The tasks -
**a.** Answer each question from the forum post, one answer per line, marked (i), (ii), (iii):
(i) Which modes does Fantasy Zone have?
(ii) What do all of Capcom's games default to?
(iii) Why was high res chosen for most X software?
**b.** Decide whether each statement agrees with the forum post. Answer yes or no, and quote the words that decide it.
(i) The arcade original of Fantasy Zone ran in 24khz mode.
(ii) Dracula was made for 31khz.
(iii) Low-res mode gives thinner scanlines.
**c.** Duplicate the forum post word for word, starting with "Post by SuperDeadite" and going on through "was 15khz only.".

Passage shown -

Post by SuperDeadite »

Well arcade ports were typically redrawn, but there was actual quality thought put into it. For example, Fantasy Zone has 31 and 24 modes. Straight from the manual, in 24khz mode, the game is dot x dot with the arcade original. But of course the arcade was 15khz only.

However, capcom chose not to do this, so all their games default to 15khz. And look icky if forced to 31khz.

The vast majority of X software runs in high-res and does not have a low-res mode. High res was chosen as most monitors are only 15'' and in low res mode, the display can't show the entire picture. In low-res you get much thicker scanlines, but again the size of your display will make a huge difference in the end.

Dracula was made for 31khz. The ps1 version seems to suffer from downscaling imo. Something is very off about it, possibly the hit boxes. For years on the PS1 version, I couldn't get anywhere in "original" mode. On X68k? I beat the game in a week, it's smoother, and controls better for sure. I even went back to the PS1 version recently and again found it much harder.

Material -
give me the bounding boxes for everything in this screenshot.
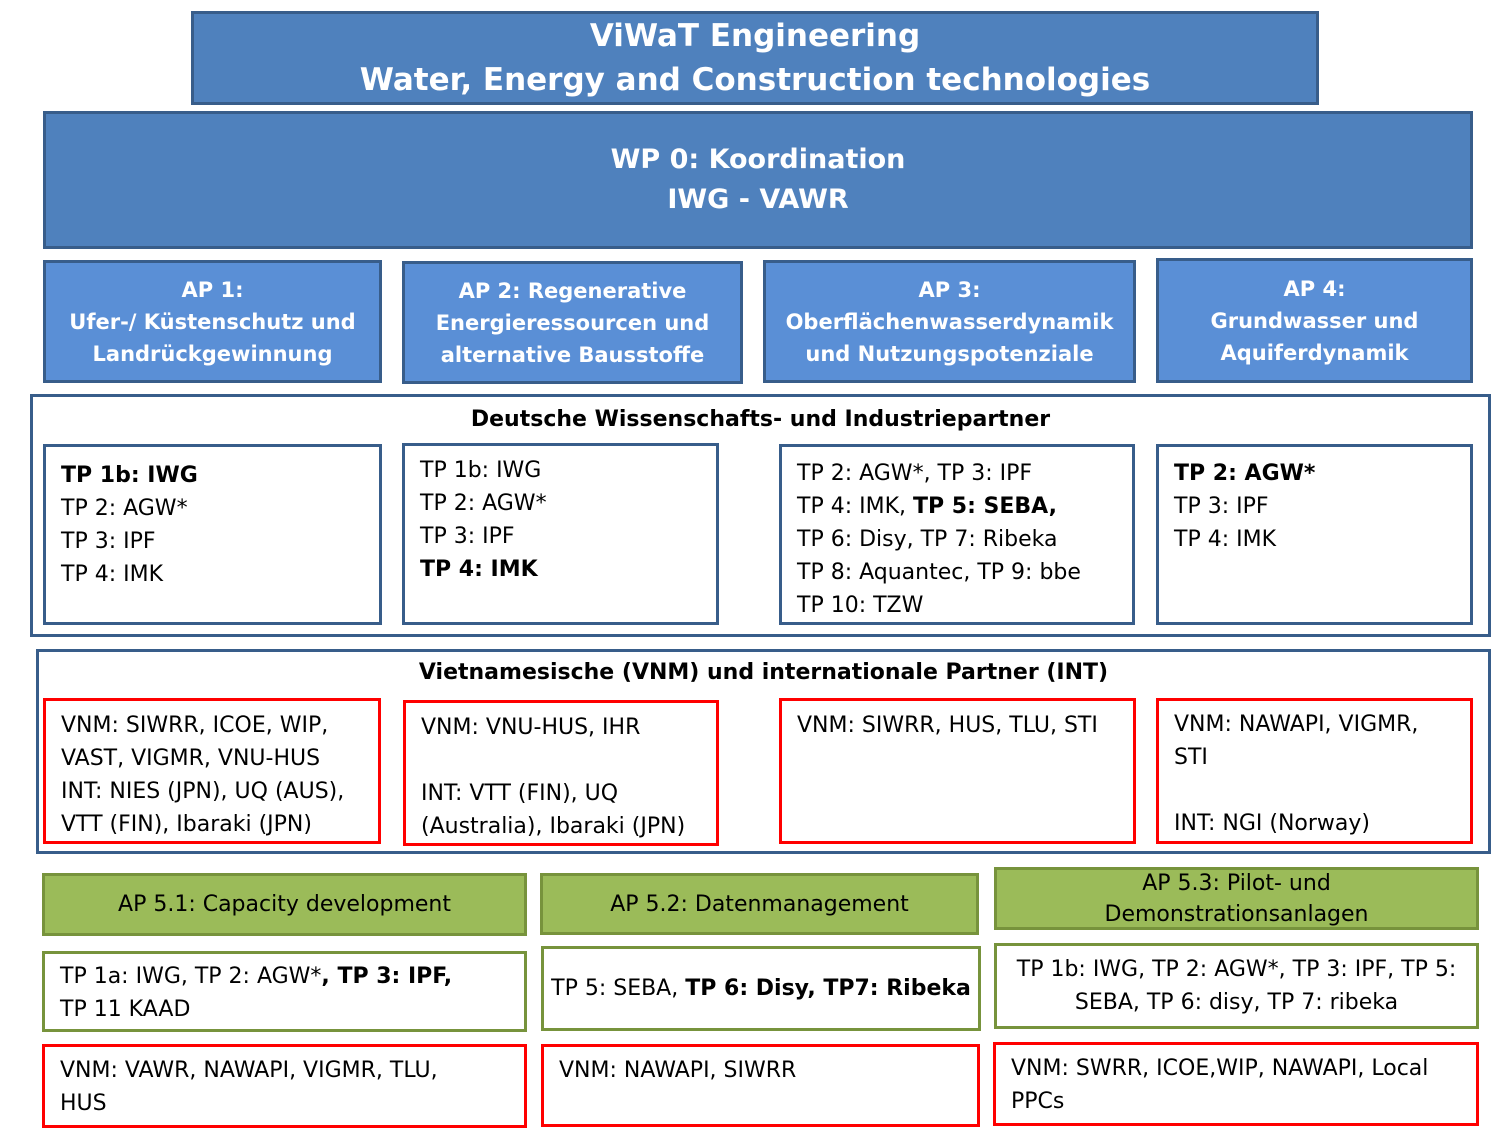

Solved problems -
**a.**
(i) 31 and 24 modes.
(ii) 15khz.
(iii) Most monitors are only 15'', and in low res mode the display can't show the entire picture.

**b.**
(i) No: "But of course the arcade was 15khz only."
(ii) Yes: "Dracula was made for 31khz."
(iii) No: "In low-res you get much thicker scanlines"

**c.**
Post by SuperDeadite »

Well arcade ports were typically redrawn, but there was actual quality thought put into it. For example, Fantasy Zone has 31 and 24 modes. Straight from the manual, in 24khz mode, the game is dot x dot with the arcade original. But of course the arcade was 15khz only.